• [Records provided]
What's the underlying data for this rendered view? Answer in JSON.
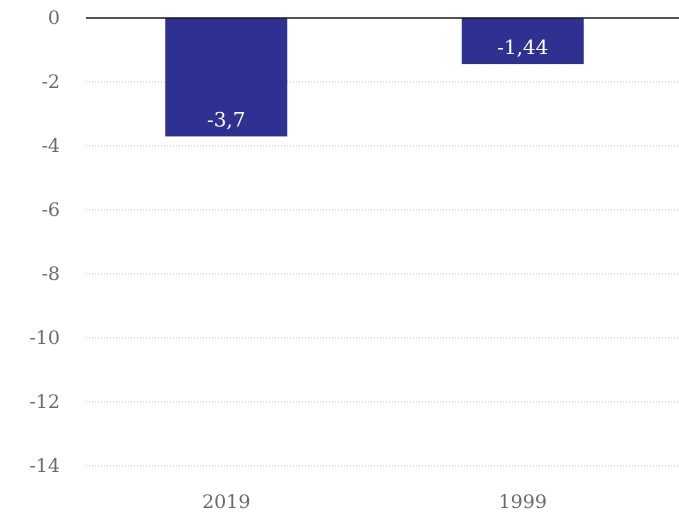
{
  "chart_data": {
    "type": "bar",
    "categories": [
      "2019",
      "1999"
    ],
    "values": [
      -3.7,
      -1.44
    ],
    "value_labels": [
      "-3,7",
      "-1,44"
    ],
    "ylim": [
      -14,
      0
    ],
    "yticks": [
      0,
      -2,
      -4,
      -6,
      -8,
      -10,
      -12,
      -14
    ],
    "ytick_labels": [
      "0",
      "-2",
      "-4",
      "-6",
      "-8",
      "-10",
      "-12",
      "-14"
    ],
    "grid": true,
    "bar_color": "#2e3191",
    "title": "",
    "xlabel": "",
    "ylabel": ""
  }
}
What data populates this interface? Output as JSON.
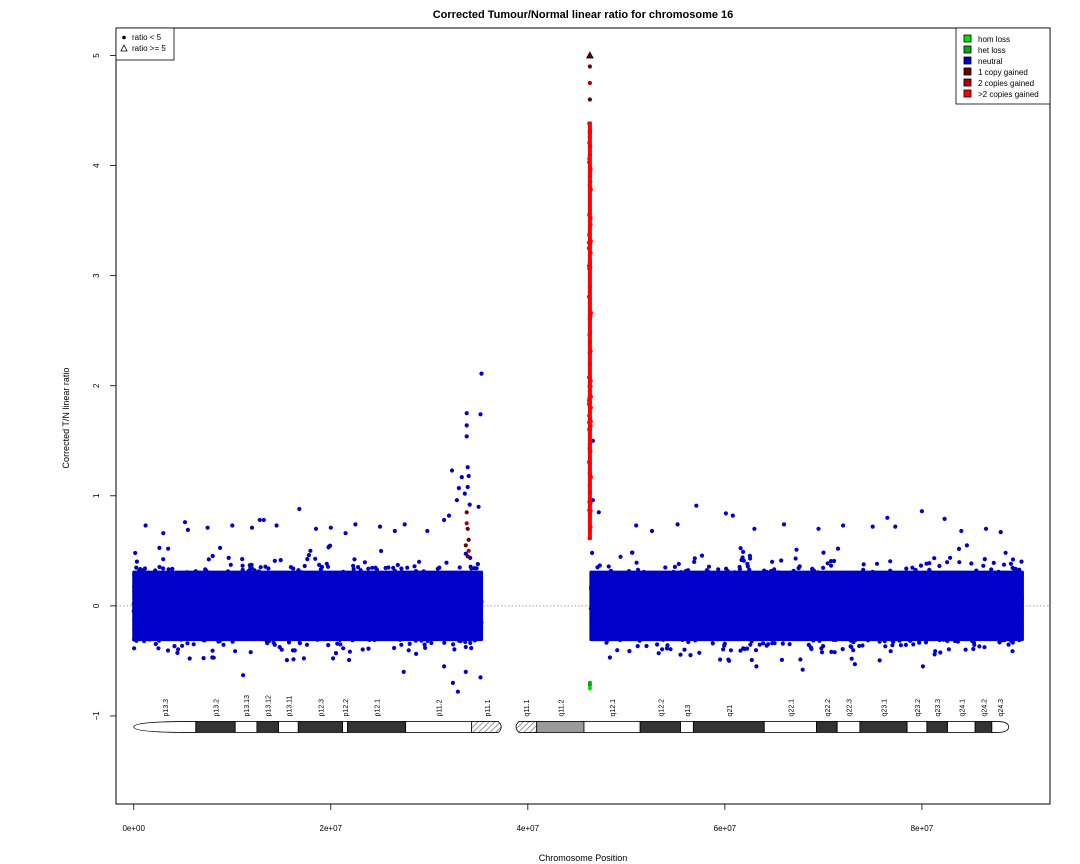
{
  "chart_data": {
    "type": "scatter",
    "title": "Corrected Tumour/Normal linear ratio for chromosome  16",
    "xlabel": "Chromosome Position",
    "ylabel": "Corrected T/N linear ratio",
    "xlim": [
      -1800000,
      93000000
    ],
    "ylim": [
      -1.8,
      5.25
    ],
    "x_ticks": [
      {
        "value": 0,
        "label": "0e+00"
      },
      {
        "value": 20000000,
        "label": "2e+07"
      },
      {
        "value": 40000000,
        "label": "4e+07"
      },
      {
        "value": 60000000,
        "label": "6e+07"
      },
      {
        "value": 80000000,
        "label": "8e+07"
      }
    ],
    "y_ticks": [
      {
        "value": -1,
        "label": "−1"
      },
      {
        "value": 0,
        "label": "0"
      },
      {
        "value": 1,
        "label": "1"
      },
      {
        "value": 2,
        "label": "2"
      },
      {
        "value": 3,
        "label": "3"
      },
      {
        "value": 4,
        "label": "4"
      },
      {
        "value": 5,
        "label": "5"
      }
    ],
    "reference_line": {
      "y": 0,
      "style": "dotted"
    },
    "shape_legend": {
      "placement": "top-left",
      "entries": [
        {
          "symbol": "dot",
          "label": "ratio < 5"
        },
        {
          "symbol": "triangle",
          "label": "ratio >= 5"
        }
      ]
    },
    "color_legend": {
      "placement": "top-right",
      "entries": [
        {
          "label": "hom loss",
          "color": "#00e000"
        },
        {
          "label": "het loss",
          "color": "#00b000"
        },
        {
          "label": "neutral",
          "color": "#0000c8"
        },
        {
          "label": "1 copy gained",
          "color": "#6b0000"
        },
        {
          "label": "2 copies gained",
          "color": "#b30000"
        },
        {
          "label": ">2 copies gained",
          "color": "#ff0000"
        }
      ]
    },
    "series": [
      {
        "name": "neutral",
        "color": "#0000c8",
        "dense_bands": [
          {
            "x": [
              0,
              35300000
            ],
            "y_core": [
              -0.32,
              0.32
            ],
            "y_spread": [
              -0.5,
              0.55
            ]
          },
          {
            "x": [
              46400000,
              90200000
            ],
            "y_core": [
              -0.32,
              0.32
            ],
            "y_spread": [
              -0.5,
              0.55
            ]
          }
        ],
        "points": [
          {
            "x": 1200000,
            "y": 0.73
          },
          {
            "x": 3000000,
            "y": 0.66
          },
          {
            "x": 5200000,
            "y": 0.76
          },
          {
            "x": 5500000,
            "y": 0.69
          },
          {
            "x": 7500000,
            "y": 0.71
          },
          {
            "x": 10000000,
            "y": 0.73
          },
          {
            "x": 12000000,
            "y": 0.71
          },
          {
            "x": 12800000,
            "y": 0.78
          },
          {
            "x": 13200000,
            "y": 0.78
          },
          {
            "x": 14500000,
            "y": 0.73
          },
          {
            "x": 16800000,
            "y": 0.88
          },
          {
            "x": 18500000,
            "y": 0.7
          },
          {
            "x": 20000000,
            "y": 0.71
          },
          {
            "x": 21500000,
            "y": 0.66
          },
          {
            "x": 22500000,
            "y": 0.74
          },
          {
            "x": 25000000,
            "y": 0.72
          },
          {
            "x": 26500000,
            "y": 0.68
          },
          {
            "x": 27500000,
            "y": 0.74
          },
          {
            "x": 29800000,
            "y": 0.68
          },
          {
            "x": 31500000,
            "y": 0.78
          },
          {
            "x": 32000000,
            "y": 0.82
          },
          {
            "x": 32300000,
            "y": 1.23
          },
          {
            "x": 32800000,
            "y": 0.96
          },
          {
            "x": 33000000,
            "y": 1.07
          },
          {
            "x": 33300000,
            "y": 1.17
          },
          {
            "x": 33600000,
            "y": 1.02
          },
          {
            "x": 33900000,
            "y": 1.08
          },
          {
            "x": 33800000,
            "y": 1.54
          },
          {
            "x": 33800000,
            "y": 1.64
          },
          {
            "x": 33800000,
            "y": 1.75
          },
          {
            "x": 33900000,
            "y": 1.26
          },
          {
            "x": 34000000,
            "y": 1.18
          },
          {
            "x": 34100000,
            "y": 0.92
          },
          {
            "x": 35000000,
            "y": 0.9
          },
          {
            "x": 35200000,
            "y": 1.74
          },
          {
            "x": 35300000,
            "y": 2.11
          },
          {
            "x": 11100000,
            "y": -0.63
          },
          {
            "x": 27400000,
            "y": -0.6
          },
          {
            "x": 31500000,
            "y": -0.55
          },
          {
            "x": 32400000,
            "y": -0.7
          },
          {
            "x": 32900000,
            "y": -0.78
          },
          {
            "x": 33700000,
            "y": -0.6
          },
          {
            "x": 35200000,
            "y": -0.65
          },
          {
            "x": 47200000,
            "y": 0.85
          },
          {
            "x": 51000000,
            "y": 0.73
          },
          {
            "x": 52600000,
            "y": 0.68
          },
          {
            "x": 55200000,
            "y": 0.74
          },
          {
            "x": 57100000,
            "y": 0.91
          },
          {
            "x": 60100000,
            "y": 0.84
          },
          {
            "x": 60800000,
            "y": 0.82
          },
          {
            "x": 63000000,
            "y": 0.7
          },
          {
            "x": 66000000,
            "y": 0.74
          },
          {
            "x": 69500000,
            "y": 0.7
          },
          {
            "x": 72000000,
            "y": 0.73
          },
          {
            "x": 75000000,
            "y": 0.72
          },
          {
            "x": 76500000,
            "y": 0.8
          },
          {
            "x": 77300000,
            "y": 0.72
          },
          {
            "x": 80000000,
            "y": 0.86
          },
          {
            "x": 82300000,
            "y": 0.79
          },
          {
            "x": 84000000,
            "y": 0.68
          },
          {
            "x": 86500000,
            "y": 0.7
          },
          {
            "x": 88000000,
            "y": 0.67
          },
          {
            "x": 63200000,
            "y": -0.55
          },
          {
            "x": 67900000,
            "y": -0.58
          },
          {
            "x": 73200000,
            "y": -0.53
          },
          {
            "x": 80100000,
            "y": -0.55
          },
          {
            "x": 46600000,
            "y": 1.5
          },
          {
            "x": 46600000,
            "y": 0.96
          }
        ]
      },
      {
        "name": "1 copy gained",
        "color": "#6b0000",
        "points": [
          {
            "x": 33800000,
            "y": 0.85
          },
          {
            "x": 33900000,
            "y": 0.7
          },
          {
            "x": 34000000,
            "y": 0.6
          },
          {
            "x": 33700000,
            "y": 0.55
          },
          {
            "x": 33900000,
            "y": 0.45
          },
          {
            "x": 46300000,
            "y": 3.6
          },
          {
            "x": 46300000,
            "y": 3.3
          },
          {
            "x": 46300000,
            "y": 2.9
          },
          {
            "x": 46300000,
            "y": 2.4
          },
          {
            "x": 46300000,
            "y": 2.0
          },
          {
            "x": 46300000,
            "y": 1.7
          },
          {
            "x": 46300000,
            "y": 1.4
          },
          {
            "x": 46300000,
            "y": 1.2
          },
          {
            "x": 46300000,
            "y": 4.9
          },
          {
            "x": 46300000,
            "y": 4.6
          }
        ]
      },
      {
        "name": "2 copies gained",
        "color": "#b30000",
        "points": [
          {
            "x": 33800000,
            "y": 0.75
          },
          {
            "x": 34000000,
            "y": 0.5
          },
          {
            "x": 46300000,
            "y": 4.75
          },
          {
            "x": 46300000,
            "y": 4.3
          },
          {
            "x": 46300000,
            "y": 3.8
          },
          {
            "x": 46300000,
            "y": 3.1
          },
          {
            "x": 46300000,
            "y": 2.6
          },
          {
            "x": 46300000,
            "y": 2.2
          },
          {
            "x": 46300000,
            "y": 1.85
          },
          {
            "x": 46300000,
            "y": 1.6
          },
          {
            "x": 46300000,
            "y": 1.3
          }
        ]
      },
      {
        "name": ">2 copies gained",
        "color": "#ff0000",
        "dense_bands": [
          {
            "x": [
              46300000,
              46300000
            ],
            "y_core": [
              0.8,
              4.4
            ],
            "y_spread": [
              0.6,
              4.4
            ]
          }
        ],
        "points": [
          {
            "x": 46300000,
            "y": 4.1
          },
          {
            "x": 46300000,
            "y": 3.9
          },
          {
            "x": 46300000,
            "y": 3.45
          },
          {
            "x": 46300000,
            "y": 2.75
          },
          {
            "x": 46300000,
            "y": 2.3
          },
          {
            "x": 46300000,
            "y": 1.95
          }
        ]
      },
      {
        "name": "het loss",
        "color": "#00b000",
        "points": [
          {
            "x": 46300000,
            "y": -0.7
          },
          {
            "x": 46300000,
            "y": -0.72
          }
        ]
      },
      {
        "name": "hom loss",
        "color": "#00e000",
        "points": [
          {
            "x": 46300000,
            "y": -0.75
          }
        ]
      },
      {
        "name": "ratio >= 5",
        "marker": "triangle",
        "color": "#6b0000",
        "points": [
          {
            "x": 46300000,
            "y": 5.0
          }
        ]
      }
    ],
    "ideogram": {
      "y": -1.1,
      "bands": [
        {
          "name": "p13.3",
          "start": 0,
          "end": 6300000,
          "stain": "gneg"
        },
        {
          "name": "p13.2",
          "start": 6300000,
          "end": 10300000,
          "stain": "gpos"
        },
        {
          "name": "p13.13",
          "start": 10300000,
          "end": 12500000,
          "stain": "gneg"
        },
        {
          "name": "p13.12",
          "start": 12500000,
          "end": 14700000,
          "stain": "gpos"
        },
        {
          "name": "p13.11",
          "start": 14700000,
          "end": 16700000,
          "stain": "gneg"
        },
        {
          "name": "p12.3",
          "start": 16700000,
          "end": 21200000,
          "stain": "gpos"
        },
        {
          "name": "p12.2",
          "start": 21200000,
          "end": 21700000,
          "stain": "gneg"
        },
        {
          "name": "p12.1",
          "start": 21700000,
          "end": 27600000,
          "stain": "gpos"
        },
        {
          "name": "p11.2",
          "start": 27600000,
          "end": 34300000,
          "stain": "gneg"
        },
        {
          "name": "p11.1",
          "start": 34300000,
          "end": 37400000,
          "stain": "stalk"
        },
        {
          "name": "q11.1",
          "start": 38700000,
          "end": 40900000,
          "stain": "stalk"
        },
        {
          "name": "q11.2",
          "start": 40900000,
          "end": 45700000,
          "stain": "gvar"
        },
        {
          "name": "q12.1",
          "start": 45700000,
          "end": 51400000,
          "stain": "gneg"
        },
        {
          "name": "q12.2",
          "start": 51400000,
          "end": 55500000,
          "stain": "gpos"
        },
        {
          "name": "q13",
          "start": 55500000,
          "end": 56800000,
          "stain": "gneg"
        },
        {
          "name": "q21",
          "start": 56800000,
          "end": 64000000,
          "stain": "gpos"
        },
        {
          "name": "q22.1",
          "start": 64000000,
          "end": 69300000,
          "stain": "gneg"
        },
        {
          "name": "q22.2",
          "start": 69300000,
          "end": 71400000,
          "stain": "gpos"
        },
        {
          "name": "q22.3",
          "start": 71400000,
          "end": 73700000,
          "stain": "gneg"
        },
        {
          "name": "q23.1",
          "start": 73700000,
          "end": 78500000,
          "stain": "gpos"
        },
        {
          "name": "q23.2",
          "start": 78500000,
          "end": 80500000,
          "stain": "gneg"
        },
        {
          "name": "q23.3",
          "start": 80500000,
          "end": 82600000,
          "stain": "gpos"
        },
        {
          "name": "q24.1",
          "start": 82600000,
          "end": 85400000,
          "stain": "gneg"
        },
        {
          "name": "q24.2",
          "start": 85400000,
          "end": 87100000,
          "stain": "gpos"
        },
        {
          "name": "q24.3",
          "start": 87100000,
          "end": 88800000,
          "stain": "gneg"
        }
      ]
    }
  }
}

• [Task to carry out] Provide only the number of lines in the records containing the string "ratio".

• [Exercise output] 5